▶ WHAT THE TASK REQUIRES
Scan the data below for the string "title". Show every line where it turns up.

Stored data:
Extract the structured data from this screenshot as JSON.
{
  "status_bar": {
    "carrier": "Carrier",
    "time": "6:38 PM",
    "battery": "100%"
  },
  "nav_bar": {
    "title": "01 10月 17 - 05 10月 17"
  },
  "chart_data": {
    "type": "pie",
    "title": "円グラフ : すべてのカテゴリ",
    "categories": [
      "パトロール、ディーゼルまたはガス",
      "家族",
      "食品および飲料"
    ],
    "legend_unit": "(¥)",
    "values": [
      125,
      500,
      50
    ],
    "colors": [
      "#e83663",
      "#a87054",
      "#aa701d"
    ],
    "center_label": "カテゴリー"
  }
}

▶ OUTPUT
    "title": "01 10月 17 - 05 10月 17"
    "title": "円グラフ : すべてのカテゴリ",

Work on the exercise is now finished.